** WHAT TO PRODUCE **
Please extend the comment thread below about Reunion and the old Windows pickers, starting after its final sentence and leaving the data that follows it aside.

** SELECTED EXCERPT **
■ ■ ■
Reunion does plan to use polyfills and shims to bring new APIs to existing devs.

As Reunion would be an opt in, the developer adding Reunion to their existing app, will be able to evaluate it. It would also help the Windows Win32 Inbox apps update their UI and keep their code behind. Apps like Wordpad, Notepad, Paint, etc

sylveon commented 3 years ago

I should clarify, nearly impossible to retrofit without code changes. The old pickers won't be going away for compatibility reasons.

mdtauk commented 3 years ago

I should clarify, nearly impossible to retrofit without code changes. The old pickers won't be going away for compatibility reasons.

Yea that's an unfortunate reality, and the OS team can only make so many changes to these legacy dialogs without breaking apps.

But choosing to use Reunion, should move usage of these old APIs into the new versions with minimal changes, so that means "reading" the supported customisations, and bubbling them into the new versions.

The OS shell and inbox apps, should use them as an incentive to other developers.
■ ■ ■
** RECORDS SUPPLIED **
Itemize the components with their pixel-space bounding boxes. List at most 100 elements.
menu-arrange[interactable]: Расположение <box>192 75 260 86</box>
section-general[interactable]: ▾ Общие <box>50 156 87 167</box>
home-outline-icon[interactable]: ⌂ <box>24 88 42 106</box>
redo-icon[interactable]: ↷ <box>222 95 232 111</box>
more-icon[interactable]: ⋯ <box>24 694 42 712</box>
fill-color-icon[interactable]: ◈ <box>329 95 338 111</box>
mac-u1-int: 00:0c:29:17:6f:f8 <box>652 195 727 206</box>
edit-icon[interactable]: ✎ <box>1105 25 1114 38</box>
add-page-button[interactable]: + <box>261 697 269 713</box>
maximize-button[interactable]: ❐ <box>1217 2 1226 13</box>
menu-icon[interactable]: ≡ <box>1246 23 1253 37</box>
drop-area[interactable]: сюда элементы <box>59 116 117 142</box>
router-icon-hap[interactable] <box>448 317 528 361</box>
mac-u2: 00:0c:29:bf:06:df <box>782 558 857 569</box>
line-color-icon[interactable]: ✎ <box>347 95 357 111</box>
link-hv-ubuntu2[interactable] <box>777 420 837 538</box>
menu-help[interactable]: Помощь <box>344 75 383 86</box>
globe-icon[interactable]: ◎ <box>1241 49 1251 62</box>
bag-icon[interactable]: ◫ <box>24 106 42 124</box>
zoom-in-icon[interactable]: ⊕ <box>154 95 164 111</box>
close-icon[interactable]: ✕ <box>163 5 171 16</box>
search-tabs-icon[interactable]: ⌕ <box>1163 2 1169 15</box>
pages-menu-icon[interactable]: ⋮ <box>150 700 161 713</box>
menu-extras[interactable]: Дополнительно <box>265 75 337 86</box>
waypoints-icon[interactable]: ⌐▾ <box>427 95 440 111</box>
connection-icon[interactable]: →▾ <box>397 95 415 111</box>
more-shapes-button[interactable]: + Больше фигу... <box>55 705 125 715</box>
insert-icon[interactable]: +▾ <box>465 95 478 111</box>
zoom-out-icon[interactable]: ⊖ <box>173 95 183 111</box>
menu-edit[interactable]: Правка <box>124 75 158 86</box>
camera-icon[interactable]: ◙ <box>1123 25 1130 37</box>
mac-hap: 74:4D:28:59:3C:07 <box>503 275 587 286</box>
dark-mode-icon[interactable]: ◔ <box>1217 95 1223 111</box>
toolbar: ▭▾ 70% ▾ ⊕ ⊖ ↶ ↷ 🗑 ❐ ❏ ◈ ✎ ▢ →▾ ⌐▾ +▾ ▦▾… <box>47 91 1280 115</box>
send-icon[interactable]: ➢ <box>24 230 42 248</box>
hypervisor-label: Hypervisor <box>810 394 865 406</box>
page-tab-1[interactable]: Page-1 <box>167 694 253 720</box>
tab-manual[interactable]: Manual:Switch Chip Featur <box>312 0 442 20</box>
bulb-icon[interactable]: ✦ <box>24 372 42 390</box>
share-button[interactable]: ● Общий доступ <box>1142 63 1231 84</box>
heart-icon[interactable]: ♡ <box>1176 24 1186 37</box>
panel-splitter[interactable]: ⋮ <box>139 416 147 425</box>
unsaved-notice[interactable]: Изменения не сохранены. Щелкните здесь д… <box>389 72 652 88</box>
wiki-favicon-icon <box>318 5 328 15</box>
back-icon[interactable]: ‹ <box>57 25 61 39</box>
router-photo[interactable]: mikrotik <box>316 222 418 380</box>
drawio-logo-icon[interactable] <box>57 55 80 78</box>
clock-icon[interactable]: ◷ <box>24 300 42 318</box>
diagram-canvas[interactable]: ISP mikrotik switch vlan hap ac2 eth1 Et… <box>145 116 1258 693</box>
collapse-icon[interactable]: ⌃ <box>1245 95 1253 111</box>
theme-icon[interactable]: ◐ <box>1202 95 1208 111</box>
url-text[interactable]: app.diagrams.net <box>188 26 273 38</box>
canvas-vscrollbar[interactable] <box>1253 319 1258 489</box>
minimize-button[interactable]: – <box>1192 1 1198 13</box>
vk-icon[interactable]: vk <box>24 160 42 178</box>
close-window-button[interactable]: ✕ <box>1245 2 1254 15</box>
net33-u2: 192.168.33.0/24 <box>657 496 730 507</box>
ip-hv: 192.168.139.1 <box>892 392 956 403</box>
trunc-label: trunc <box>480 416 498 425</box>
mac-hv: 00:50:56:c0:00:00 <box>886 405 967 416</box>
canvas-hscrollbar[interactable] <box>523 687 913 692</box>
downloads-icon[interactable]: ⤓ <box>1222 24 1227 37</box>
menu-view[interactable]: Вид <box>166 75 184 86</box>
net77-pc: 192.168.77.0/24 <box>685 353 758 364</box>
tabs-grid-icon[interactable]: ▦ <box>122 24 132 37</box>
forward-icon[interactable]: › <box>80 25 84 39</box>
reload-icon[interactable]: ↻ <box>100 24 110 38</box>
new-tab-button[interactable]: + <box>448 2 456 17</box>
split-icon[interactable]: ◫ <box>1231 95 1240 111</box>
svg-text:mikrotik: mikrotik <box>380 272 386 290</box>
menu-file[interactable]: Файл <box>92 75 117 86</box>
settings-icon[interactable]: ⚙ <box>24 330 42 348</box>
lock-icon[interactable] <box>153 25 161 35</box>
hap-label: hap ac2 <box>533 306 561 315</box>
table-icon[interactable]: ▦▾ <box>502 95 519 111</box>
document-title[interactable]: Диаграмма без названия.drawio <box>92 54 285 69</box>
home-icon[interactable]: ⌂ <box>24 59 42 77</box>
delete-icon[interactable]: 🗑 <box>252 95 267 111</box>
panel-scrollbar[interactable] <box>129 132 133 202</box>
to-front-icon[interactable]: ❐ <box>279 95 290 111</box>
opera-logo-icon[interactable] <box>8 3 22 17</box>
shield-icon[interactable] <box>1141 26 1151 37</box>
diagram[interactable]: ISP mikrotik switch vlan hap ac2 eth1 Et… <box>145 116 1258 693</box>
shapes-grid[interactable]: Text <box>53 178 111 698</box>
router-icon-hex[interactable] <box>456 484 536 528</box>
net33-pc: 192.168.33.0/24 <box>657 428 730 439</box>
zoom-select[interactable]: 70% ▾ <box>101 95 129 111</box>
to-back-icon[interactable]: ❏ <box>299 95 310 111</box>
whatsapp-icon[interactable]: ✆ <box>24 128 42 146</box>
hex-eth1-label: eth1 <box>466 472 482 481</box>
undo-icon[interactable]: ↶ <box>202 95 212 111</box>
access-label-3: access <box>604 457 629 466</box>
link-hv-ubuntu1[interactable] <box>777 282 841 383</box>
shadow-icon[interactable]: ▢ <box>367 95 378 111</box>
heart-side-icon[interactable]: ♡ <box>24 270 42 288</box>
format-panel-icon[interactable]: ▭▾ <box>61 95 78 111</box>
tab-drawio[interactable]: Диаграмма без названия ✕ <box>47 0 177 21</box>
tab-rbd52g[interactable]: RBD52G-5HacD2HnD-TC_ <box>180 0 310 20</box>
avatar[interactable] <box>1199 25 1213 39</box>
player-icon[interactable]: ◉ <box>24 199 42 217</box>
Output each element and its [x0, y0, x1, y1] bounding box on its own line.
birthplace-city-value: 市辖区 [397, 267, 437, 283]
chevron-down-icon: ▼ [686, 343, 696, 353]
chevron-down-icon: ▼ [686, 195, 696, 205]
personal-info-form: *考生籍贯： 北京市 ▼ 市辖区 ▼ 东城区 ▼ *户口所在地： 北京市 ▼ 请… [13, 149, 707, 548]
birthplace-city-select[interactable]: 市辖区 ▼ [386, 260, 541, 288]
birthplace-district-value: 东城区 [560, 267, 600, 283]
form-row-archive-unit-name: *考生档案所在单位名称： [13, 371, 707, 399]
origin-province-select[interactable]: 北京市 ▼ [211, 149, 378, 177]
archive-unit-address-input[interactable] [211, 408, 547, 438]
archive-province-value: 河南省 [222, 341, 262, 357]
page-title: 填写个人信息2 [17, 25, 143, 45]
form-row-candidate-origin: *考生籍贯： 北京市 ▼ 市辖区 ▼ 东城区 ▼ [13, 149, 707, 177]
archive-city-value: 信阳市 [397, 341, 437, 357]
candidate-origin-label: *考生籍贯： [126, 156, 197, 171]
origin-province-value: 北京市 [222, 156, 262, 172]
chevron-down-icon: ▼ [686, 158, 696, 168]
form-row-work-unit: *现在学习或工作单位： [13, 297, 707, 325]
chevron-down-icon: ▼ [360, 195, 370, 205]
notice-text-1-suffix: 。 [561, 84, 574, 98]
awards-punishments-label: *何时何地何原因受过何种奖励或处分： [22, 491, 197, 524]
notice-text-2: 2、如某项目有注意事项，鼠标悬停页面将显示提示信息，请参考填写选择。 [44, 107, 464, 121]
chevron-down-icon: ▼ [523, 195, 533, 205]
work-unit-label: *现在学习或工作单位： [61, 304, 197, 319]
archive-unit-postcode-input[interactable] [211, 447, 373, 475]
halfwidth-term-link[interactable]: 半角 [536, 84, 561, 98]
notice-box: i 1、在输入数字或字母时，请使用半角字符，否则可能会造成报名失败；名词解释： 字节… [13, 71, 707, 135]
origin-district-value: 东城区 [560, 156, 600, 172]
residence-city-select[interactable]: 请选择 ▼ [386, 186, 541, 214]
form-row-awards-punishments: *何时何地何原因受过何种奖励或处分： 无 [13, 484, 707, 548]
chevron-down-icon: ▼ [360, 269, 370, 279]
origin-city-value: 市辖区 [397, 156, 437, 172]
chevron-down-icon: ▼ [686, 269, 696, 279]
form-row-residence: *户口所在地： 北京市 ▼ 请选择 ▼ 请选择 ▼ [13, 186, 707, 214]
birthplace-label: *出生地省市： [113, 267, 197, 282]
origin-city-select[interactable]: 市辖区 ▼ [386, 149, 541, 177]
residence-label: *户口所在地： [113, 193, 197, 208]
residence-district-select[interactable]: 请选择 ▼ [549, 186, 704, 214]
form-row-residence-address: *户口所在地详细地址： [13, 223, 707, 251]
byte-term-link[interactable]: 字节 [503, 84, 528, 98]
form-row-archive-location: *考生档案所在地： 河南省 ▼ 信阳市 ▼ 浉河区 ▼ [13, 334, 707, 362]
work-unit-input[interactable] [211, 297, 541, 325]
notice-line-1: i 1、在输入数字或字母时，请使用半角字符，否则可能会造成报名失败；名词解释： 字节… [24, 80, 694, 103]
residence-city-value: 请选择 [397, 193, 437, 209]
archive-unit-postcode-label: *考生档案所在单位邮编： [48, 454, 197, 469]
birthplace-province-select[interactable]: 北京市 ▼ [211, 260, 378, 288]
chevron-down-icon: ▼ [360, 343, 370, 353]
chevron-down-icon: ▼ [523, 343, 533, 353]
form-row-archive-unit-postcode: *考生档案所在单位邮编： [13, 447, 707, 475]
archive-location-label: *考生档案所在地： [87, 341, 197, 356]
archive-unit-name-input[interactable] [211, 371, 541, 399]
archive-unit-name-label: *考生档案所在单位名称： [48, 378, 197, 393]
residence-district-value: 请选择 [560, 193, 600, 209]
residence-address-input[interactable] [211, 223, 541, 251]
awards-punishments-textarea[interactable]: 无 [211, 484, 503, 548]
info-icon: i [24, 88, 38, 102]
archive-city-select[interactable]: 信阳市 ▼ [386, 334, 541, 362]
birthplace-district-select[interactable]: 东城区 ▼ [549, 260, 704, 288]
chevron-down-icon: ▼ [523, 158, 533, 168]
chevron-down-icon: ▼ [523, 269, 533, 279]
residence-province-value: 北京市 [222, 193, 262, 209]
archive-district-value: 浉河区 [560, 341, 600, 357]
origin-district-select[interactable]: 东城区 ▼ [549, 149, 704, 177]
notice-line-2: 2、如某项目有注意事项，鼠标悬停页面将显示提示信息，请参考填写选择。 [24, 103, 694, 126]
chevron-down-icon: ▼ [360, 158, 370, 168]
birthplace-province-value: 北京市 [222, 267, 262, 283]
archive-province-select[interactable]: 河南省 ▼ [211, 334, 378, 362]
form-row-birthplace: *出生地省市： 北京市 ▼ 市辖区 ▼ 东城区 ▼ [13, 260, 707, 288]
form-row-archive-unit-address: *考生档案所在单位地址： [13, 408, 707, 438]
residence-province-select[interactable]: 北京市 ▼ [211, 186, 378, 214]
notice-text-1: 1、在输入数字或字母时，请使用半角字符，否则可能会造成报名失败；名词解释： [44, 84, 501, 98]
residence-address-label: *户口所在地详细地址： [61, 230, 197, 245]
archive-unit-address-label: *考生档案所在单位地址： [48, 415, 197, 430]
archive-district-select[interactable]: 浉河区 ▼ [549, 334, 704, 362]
■ ■ ■
** WRITTEN ANSWER **
sylveon commented 3 years ago

I doubt that would work either, the customization API is pretty solidly Win32. It makes uses of dialog templates, WndProc hooks, etc. Dialog templates define how Win32 controls are laid out, which window styles they use, etc. It might be translatable to XAML but it would take a lot of effort.

WndProc hooks has the client code take complete control of how the dialog behaves, draws, etc, all using Win32 APIs. That outright can't be replicated in XAML

mdtauk commented 3 years ago

I doubt that would work either, the customization API is pretty solidly Win32. It makes uses of dialog templates, WndProc hooks, etc. Dialog templates define how Win32 controls are laid out, which window styles they use, etc. It might be translatable to XAML but it would take a lot of effort.

WndProc hooks has the client code take complete control of how the dialog behaves, draws, etc, all using Win32 APIs. That outright can't be replicated in XAML

It should be documented the limitations of opting into the reunion dialogs.

Some customisation such as additional CheckBoxes, TextBoxes, etc could be translatable. But visual styles and custom window Chrome would and should not be supported.

Many times modifications made to these are aesthetic, and the modern dialogs should look nice enough, to not want to modify it.

For any other customisation, beyond setting colours and brushes, then they can still drop back down to the legacy versions.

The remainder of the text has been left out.